▶ INSTRUCTIONS TO FOLLOW
Which lines in the material below contain the word "革命圣火"? Copy each of them.

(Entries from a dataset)

========================================

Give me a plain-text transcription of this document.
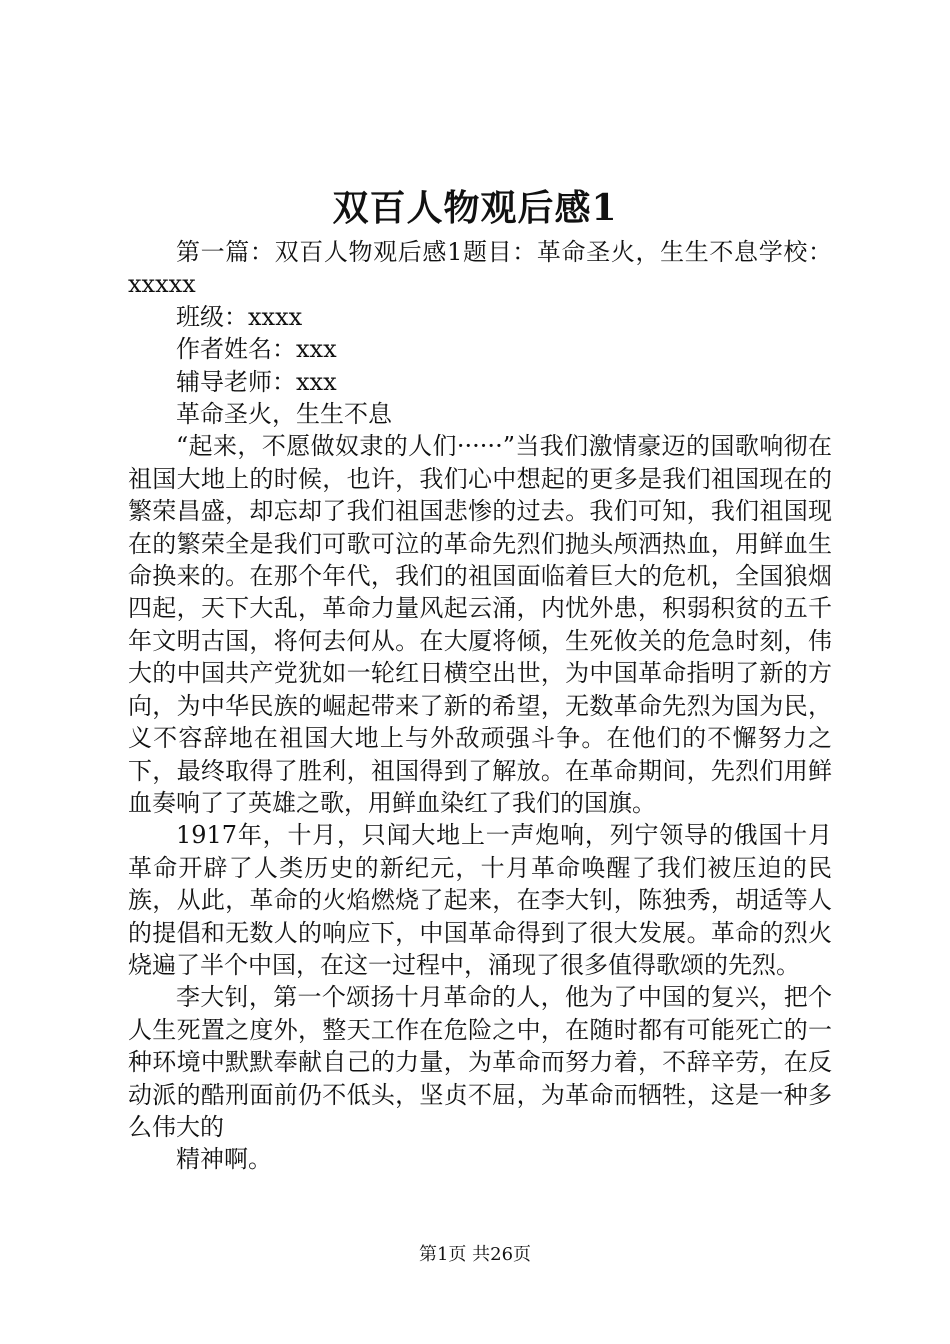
双百人物观后感1

第一篇：双百人物观后感1题目：革命圣火，生生不息学校：xxxxx

班级：xxxx

作者姓名：xxx

辅导老师：xxx

革命圣火，生生不息

“起来，不愿做奴隶的人们······”当我们激情豪迈的国歌响彻在祖国大地上的时候，也许，我们心中想起的更多是我们祖国现在的繁荣昌盛，却忘却了我们祖国悲惨的过去。我们可知，我们祖国现在的繁荣全是我们可歌可泣的革命先烈们抛头颅洒热血，用鲜血生命换来的。在那个年代，我们的祖国面临着巨大的危机，全国狼烟四起，天下大乱，革命力量风起云涌，内忧外患，积弱积贫的五千年文明古国，将何去何从。在大厦将倾，生死攸关的危急时刻，伟大的中国共产党犹如一轮红日横空出世，为中国革命指明了新的方向，为中华民族的崛起带来了新的希望，无数革命先烈为国为民，义不容辞地在祖国大地上与外敌顽强斗争。在他们的不懈努力之下，最终取得了胜利，祖国得到了解放。在革命期间，先烈们用鲜血奏响了了英雄之歌，用鲜血染红了我们的国旗。

1917年，十月，只闻大地上一声炮响，列宁领导的俄国十月革命开辟了人类历史的新纪元，十月革命唤醒了我们被压迫的民族，从此，革命的火焰燃烧了起来，在李大钊，陈独秀，胡适等人的提倡和无数人的响应下，中国革命得到了很大发展。革命的烈火烧遍了半个中国，在这一过程中，涌现了很多值得歌颂的先烈。

李大钊，第一个颂扬十月革命的人，他为了中国的复兴，把个人生死置之度外，整天工作在危险之中，在随时都有可能死亡的一种环境中默默奉献自己的力量，为革命而努力着，不辞辛劳，在反动派的酷刑面前仍不低头，坚贞不屈，为革命而牺牲，这是一种多么伟大的

精神啊。

第1页 共26页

========================================

▶ OUTPUT OF THE EXERCISE
第一篇：双百人物观后感1题目：革命圣火，生生不息学校：xxxxx
革命圣火，生生不息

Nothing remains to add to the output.